Search the data for the word "ffffff" and copy every line that contains it.

**EXTRACTED MATERIAL:**

..............................

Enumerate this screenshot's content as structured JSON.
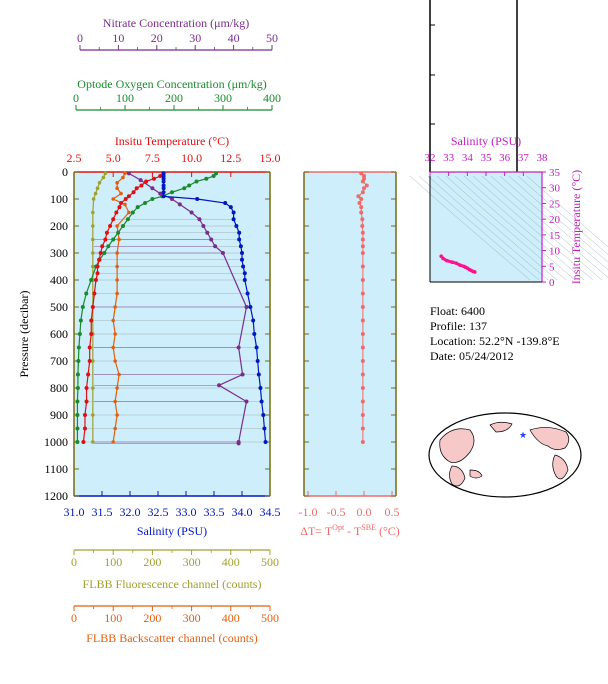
{
  "colors": {
    "nitrate": "#7b2d8e",
    "oxygen": "#1a8a2e",
    "temperature": "#e01010",
    "salinity": "#0018c0",
    "fluorescence": "#a0a030",
    "backscatter": "#e06010",
    "deltaT": "#f06a6a",
    "panel_bg": "#cdeefa",
    "pressure_axis": "#7a6a10",
    "ts_axis": "#c020c0",
    "ts_points": "#ff1090"
  },
  "axes": {
    "nitrate": {
      "label": "Nitrate Concentration (μm/kg)",
      "ticks": [
        "0",
        "10",
        "20",
        "30",
        "40",
        "50"
      ],
      "range": [
        0,
        50
      ]
    },
    "oxygen": {
      "label": "Optode Oxygen Concentration (μm/kg)",
      "ticks": [
        "0",
        "100",
        "200",
        "300",
        "400"
      ],
      "range": [
        0,
        400
      ]
    },
    "temperature": {
      "label": "Insitu Temperature (°C)",
      "ticks": [
        "2.5",
        "5.0",
        "7.5",
        "10.0",
        "12.5",
        "15.0"
      ],
      "range": [
        2.5,
        15.0
      ]
    },
    "salinity": {
      "label": "Salinity (PSU)",
      "ticks": [
        "31.0",
        "31.5",
        "32.0",
        "32.5",
        "33.0",
        "33.5",
        "34.0",
        "34.5"
      ],
      "range": [
        31.0,
        34.5
      ]
    },
    "pressure": {
      "label": "Pressure (decibar)",
      "ticks": [
        "0",
        "100",
        "200",
        "300",
        "400",
        "500",
        "600",
        "700",
        "800",
        "900",
        "1000",
        "1100",
        "1200"
      ],
      "range": [
        0,
        1200
      ]
    },
    "fluorescence": {
      "label": "FLBB Fluorescence channel (counts)",
      "ticks": [
        "0",
        "100",
        "200",
        "300",
        "400",
        "500"
      ],
      "range": [
        0,
        500
      ]
    },
    "backscatter": {
      "label": "FLBB Backscatter channel (counts)",
      "ticks": [
        "0",
        "100",
        "200",
        "300",
        "400",
        "500"
      ],
      "range": [
        0,
        500
      ]
    },
    "deltaT": {
      "label": "ΔT= T",
      "sup1": "Opt",
      "mid": " - T",
      "sup2": "SBE",
      "unit": " (°C)",
      "ticks": [
        "-1.0",
        "-0.5",
        "0.0",
        "0.5"
      ],
      "range": [
        -1.0,
        0.5
      ]
    },
    "ts_salinity": {
      "label": "Salinity (PSU)",
      "ticks": [
        "32",
        "33",
        "34",
        "35",
        "36",
        "37",
        "38"
      ],
      "range": [
        32,
        38
      ]
    },
    "ts_temperature": {
      "label": "Insitu Temperature (°C)",
      "ticks": [
        "0",
        "5",
        "10",
        "15",
        "20",
        "25",
        "30",
        "35"
      ],
      "range": [
        0,
        35
      ]
    }
  },
  "float_info": {
    "float": "Float:  6400",
    "profile": "Profile:  137",
    "location": "Location:  52.2°N  -139.8°E",
    "date": "Date:  05/24/2012"
  },
  "chart_data": [
    {
      "type": "line",
      "name": "Temperature profile",
      "pressure": [
        5,
        15,
        25,
        35,
        50,
        60,
        75,
        90,
        100,
        115,
        130,
        150,
        175,
        200,
        225,
        250,
        275,
        300,
        325,
        350,
        375,
        400,
        450,
        500,
        550,
        600,
        650,
        700,
        750,
        800,
        850,
        900,
        950,
        1000
      ],
      "temperature": [
        8.2,
        8.0,
        7.6,
        7.1,
        6.8,
        6.5,
        6.3,
        6.0,
        5.8,
        5.5,
        5.4,
        5.2,
        5.0,
        4.8,
        4.6,
        4.5,
        4.3,
        4.2,
        4.1,
        4.0,
        4.0,
        3.9,
        3.8,
        3.7,
        3.6,
        3.6,
        3.5,
        3.5,
        3.4,
        3.3,
        3.3,
        3.2,
        3.2,
        3.1
      ]
    },
    {
      "type": "line",
      "name": "Salinity profile",
      "pressure": [
        5,
        15,
        25,
        35,
        50,
        60,
        75,
        90,
        100,
        115,
        130,
        150,
        175,
        200,
        225,
        250,
        275,
        300,
        325,
        350,
        375,
        400,
        450,
        500,
        550,
        600,
        650,
        700,
        750,
        800,
        850,
        900,
        950,
        1000
      ],
      "salinity": [
        32.6,
        32.6,
        32.6,
        32.6,
        32.6,
        32.6,
        32.6,
        32.6,
        33.2,
        33.7,
        33.8,
        33.85,
        33.85,
        33.9,
        33.95,
        33.95,
        33.98,
        34.0,
        34.0,
        34.02,
        34.05,
        34.05,
        34.1,
        34.15,
        34.2,
        34.22,
        34.26,
        34.28,
        34.3,
        34.33,
        34.35,
        34.38,
        34.4,
        34.42
      ]
    },
    {
      "type": "line",
      "name": "Oxygen profile",
      "pressure": [
        5,
        15,
        25,
        35,
        50,
        60,
        75,
        90,
        100,
        115,
        130,
        150,
        175,
        200,
        225,
        250,
        275,
        300,
        325,
        350,
        400,
        450,
        500,
        550,
        600,
        650,
        700,
        750,
        800,
        850,
        900,
        950,
        1000
      ],
      "oxygen": [
        290,
        285,
        270,
        250,
        235,
        225,
        200,
        180,
        160,
        145,
        130,
        120,
        110,
        100,
        90,
        80,
        70,
        62,
        52,
        45,
        35,
        25,
        18,
        14,
        12,
        10,
        9,
        8,
        8,
        7,
        7,
        7,
        7
      ]
    },
    {
      "type": "scatter",
      "name": "Nitrate profile",
      "pressure": [
        5,
        30,
        60,
        80,
        100,
        120,
        150,
        175,
        200,
        225,
        250,
        275,
        300,
        500,
        650,
        750,
        790,
        850,
        1000,
        1005
      ],
      "nitrate": [
        14,
        17,
        20,
        22,
        25,
        27,
        30,
        32,
        33,
        34,
        35,
        36,
        38,
        44,
        42,
        43,
        37,
        44,
        42,
        42
      ]
    },
    {
      "type": "line",
      "name": "Fluorescence profile",
      "pressure": [
        5,
        20,
        40,
        60,
        80,
        100,
        150,
        200,
        250,
        300,
        350,
        400,
        500,
        600,
        700,
        800,
        900,
        1000
      ],
      "fluorescence": [
        80,
        75,
        65,
        60,
        55,
        50,
        48,
        48,
        48,
        48,
        48,
        48,
        48,
        48,
        48,
        48,
        48,
        48
      ]
    },
    {
      "type": "line",
      "name": "Backscatter profile",
      "pressure": [
        5,
        20,
        40,
        60,
        80,
        100,
        120,
        150,
        200,
        250,
        300,
        350,
        400,
        450,
        500,
        550,
        600,
        650,
        700,
        750,
        800,
        850,
        900,
        950,
        1000
      ],
      "backscatter": [
        130,
        125,
        110,
        110,
        120,
        100,
        130,
        140,
        110,
        115,
        110,
        110,
        110,
        110,
        105,
        100,
        105,
        100,
        105,
        115,
        110,
        105,
        110,
        105,
        100
      ]
    },
    {
      "type": "scatter",
      "name": "Delta T profile",
      "pressure": [
        5,
        15,
        25,
        35,
        50,
        60,
        75,
        90,
        100,
        115,
        130,
        150,
        175,
        200,
        225,
        250,
        275,
        300,
        350,
        400,
        450,
        500,
        550,
        600,
        650,
        700,
        750,
        800,
        850,
        900,
        950,
        1000
      ],
      "deltaT": [
        -0.05,
        0.0,
        0.0,
        -0.02,
        0.05,
        0.0,
        -0.02,
        -0.1,
        -0.05,
        -0.08,
        -0.05,
        -0.05,
        -0.03,
        -0.03,
        -0.02,
        -0.02,
        -0.02,
        -0.02,
        -0.02,
        -0.02,
        -0.02,
        -0.02,
        -0.02,
        -0.02,
        -0.02,
        -0.02,
        -0.02,
        -0.02,
        -0.02,
        -0.02,
        -0.02,
        -0.02
      ]
    },
    {
      "type": "line",
      "name": "T-S diagram",
      "salinity": [
        32.6,
        32.7,
        32.9,
        33.2,
        33.4,
        33.6,
        33.8,
        33.9,
        34.0,
        34.1,
        34.2,
        34.3,
        34.4
      ],
      "temperature": [
        8.2,
        7.5,
        6.8,
        6.3,
        6.0,
        5.4,
        5.0,
        4.7,
        4.4,
        4.0,
        3.7,
        3.4,
        3.2
      ]
    }
  ]
}
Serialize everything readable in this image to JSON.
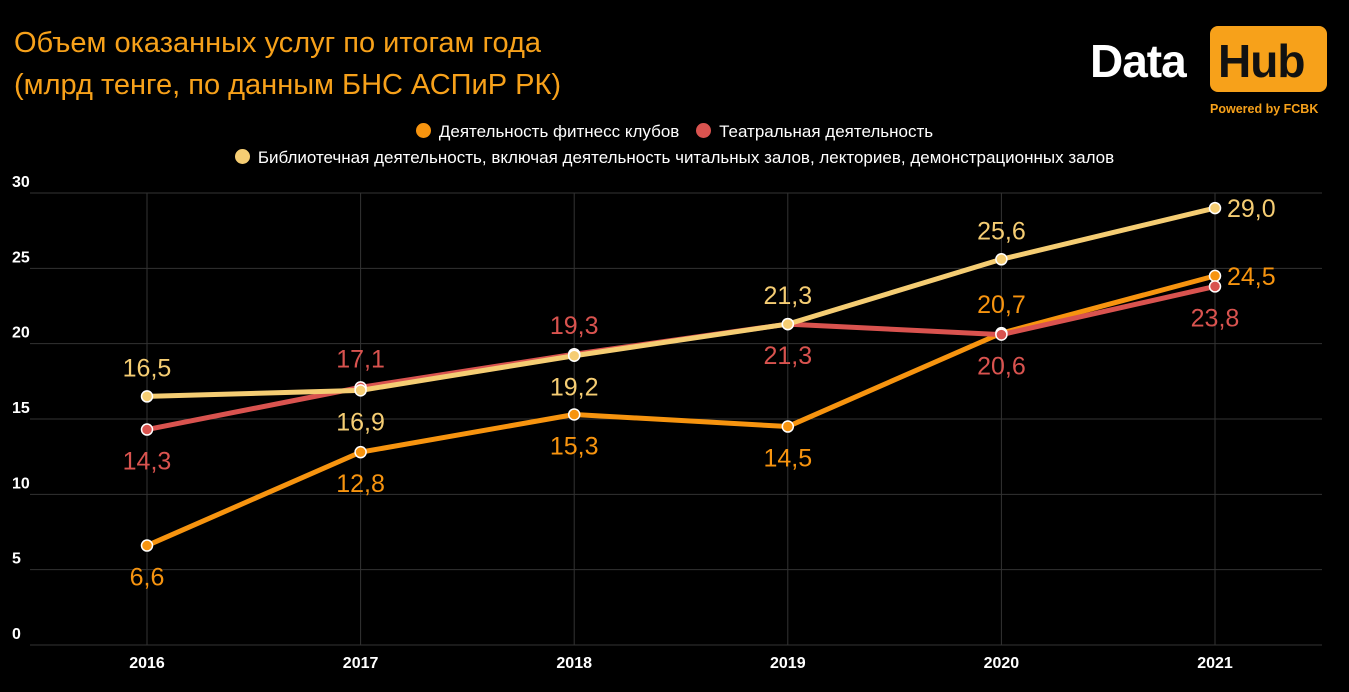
{
  "title": {
    "line1": "Объем оказанных услуг по итогам года",
    "line2": "(млрд тенге, по данным БНС АСПиР РК)"
  },
  "logo": {
    "word1": "Data",
    "word2": "Hub",
    "tagline": "Powered by FCBK"
  },
  "colors": {
    "background": "#000000",
    "accent": "#f7a11a",
    "grid": "#333333"
  },
  "chart_data": {
    "type": "line",
    "x": [
      "2016",
      "2017",
      "2018",
      "2019",
      "2020",
      "2021"
    ],
    "ylim": [
      0,
      30
    ],
    "yticks": [
      "0",
      "5",
      "10",
      "15",
      "20",
      "25",
      "30"
    ],
    "grid": true,
    "legend_position": "top-center",
    "series": [
      {
        "name": "Деятельность фитнесс клубов",
        "color": "#f7940f",
        "values": [
          6.6,
          12.8,
          15.3,
          14.5,
          20.7,
          24.5
        ],
        "labels": [
          "6,6",
          "12,8",
          "15,3",
          "14,5",
          "20,7",
          "24,5"
        ],
        "label_pos": [
          "below",
          "below",
          "below",
          "below",
          "above",
          "right"
        ]
      },
      {
        "name": "Театральная деятельность",
        "color": "#d9534f",
        "values": [
          14.3,
          17.1,
          19.3,
          21.3,
          20.6,
          23.8
        ],
        "labels": [
          "14,3",
          "17,1",
          "19,3",
          "21,3",
          "20,6",
          "23,8"
        ],
        "label_pos": [
          "below",
          "above",
          "above",
          "below",
          "below",
          "below"
        ]
      },
      {
        "name": "Библиотечная деятельность, включая деятельность читальных залов, лекториев, демонстрационных залов",
        "color": "#f5cd73",
        "values": [
          16.5,
          16.9,
          19.2,
          21.3,
          25.6,
          29.0
        ],
        "labels": [
          "16,5",
          "16,9",
          "19,2",
          "21,3",
          "25,6",
          "29,0"
        ],
        "label_pos": [
          "above",
          "below",
          "below",
          "above",
          "above",
          "right"
        ]
      }
    ]
  }
}
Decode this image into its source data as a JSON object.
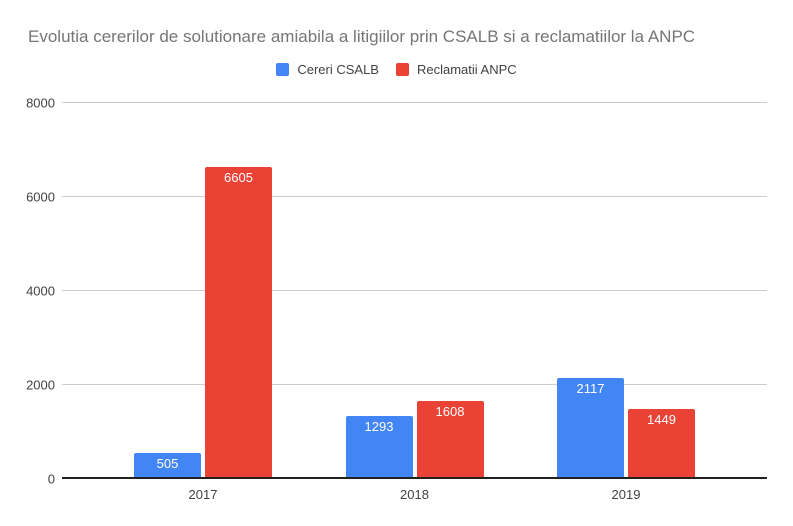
{
  "colors": {
    "background": "#ffffff",
    "title_text": "#757575",
    "axis_text": "#424242",
    "legend_text": "#424242",
    "gridline": "#cccccc",
    "axis_baseline": "#212121",
    "bar_label_text": "#ffffff",
    "series_blue": "#4285F4",
    "series_red": "#EA4335"
  },
  "legend": {
    "position": "top-center",
    "swatch_icon": "square-swatch-icon"
  },
  "chart_data": {
    "type": "bar",
    "title": "Evolutia cererilor de solutionare amiabila a litigiilor prin CSALB si a reclamatiilor la ANPC",
    "categories": [
      "2017",
      "2018",
      "2019"
    ],
    "series": [
      {
        "name": "Cereri CSALB",
        "color": "#4285F4",
        "values": [
          505,
          1293,
          2117
        ]
      },
      {
        "name": "Reclamatii ANPC",
        "color": "#EA4335",
        "values": [
          6605,
          1608,
          1449
        ]
      }
    ],
    "xlabel": "",
    "ylabel": "",
    "ylim": [
      0,
      8000
    ],
    "yticks": [
      0,
      2000,
      4000,
      6000,
      8000
    ],
    "grid": true,
    "legend_position": "top-center",
    "bar_value_labels": true
  }
}
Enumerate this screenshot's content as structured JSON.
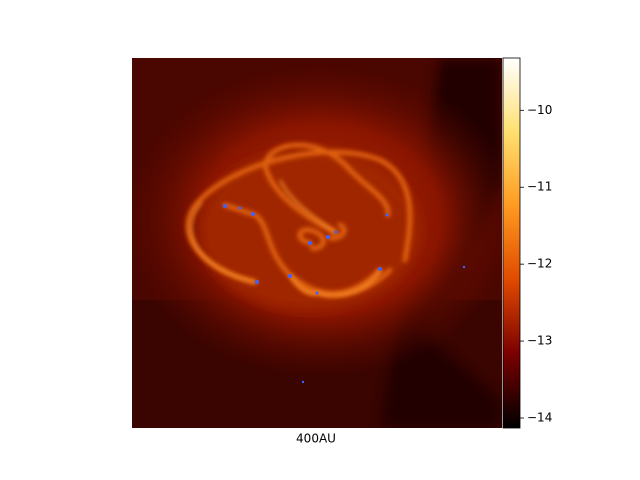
{
  "chart_data": {
    "type": "image",
    "xlabel": "400AU",
    "colorbar": {
      "lim": [
        -14.13,
        -9.32
      ],
      "ticks": [
        {
          "value": -10,
          "label": "−10"
        },
        {
          "value": -11,
          "label": "−11"
        },
        {
          "value": -12,
          "label": "−12"
        },
        {
          "value": -13,
          "label": "−13"
        },
        {
          "value": -14,
          "label": "−14"
        }
      ],
      "colors": [
        "#000000",
        "#7a0000",
        "#e04a00",
        "#ff9a20",
        "#ffe070",
        "#ffffff"
      ]
    }
  }
}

..............................

**RESULT BELOW:**
    "background": "#ffffff",
    "bar_label_text": "#ffffff",
        "#ffffff"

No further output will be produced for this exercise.